» SET PROBLEM
Find every line in the records below that holds the word "łyżeczka", and copy it out.

» MATERIAL FOR THIS EXERCISE
[start]
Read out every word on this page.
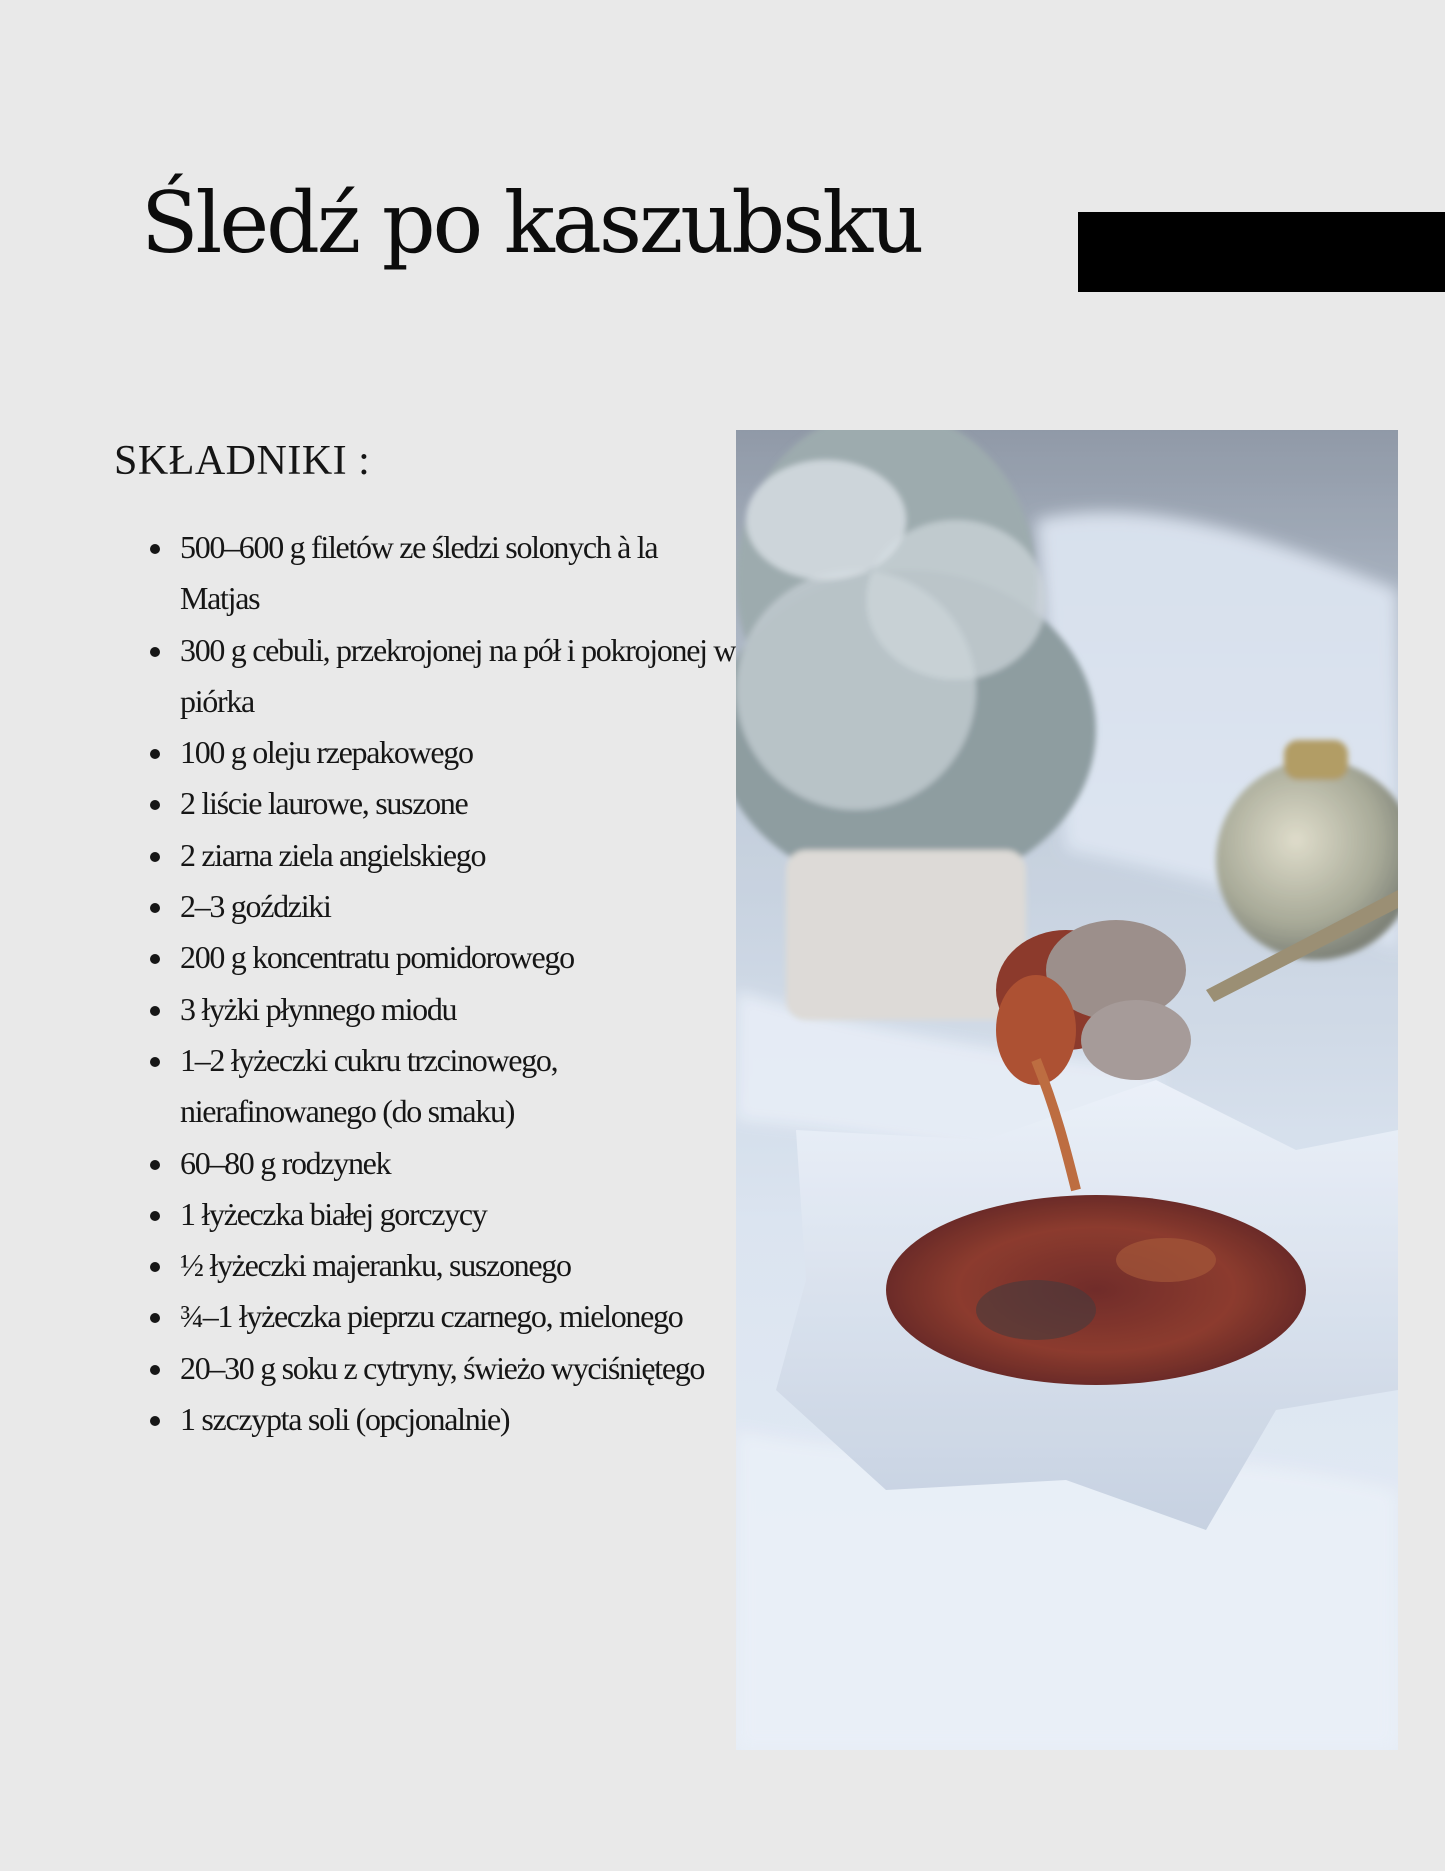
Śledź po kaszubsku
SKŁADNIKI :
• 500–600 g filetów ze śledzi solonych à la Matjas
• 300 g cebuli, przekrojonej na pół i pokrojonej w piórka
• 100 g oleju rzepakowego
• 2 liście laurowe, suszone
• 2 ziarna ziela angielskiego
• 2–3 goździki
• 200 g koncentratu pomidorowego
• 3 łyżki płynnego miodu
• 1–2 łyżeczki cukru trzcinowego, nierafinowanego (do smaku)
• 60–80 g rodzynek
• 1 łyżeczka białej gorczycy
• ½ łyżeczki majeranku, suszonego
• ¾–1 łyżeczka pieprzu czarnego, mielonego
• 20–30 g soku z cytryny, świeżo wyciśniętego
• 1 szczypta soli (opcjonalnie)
[end]
» EXERCISE RESPONSE
• 1 łyżeczka białej gorczycy
• ¾–1 łyżeczka pieprzu czarnego, mielonego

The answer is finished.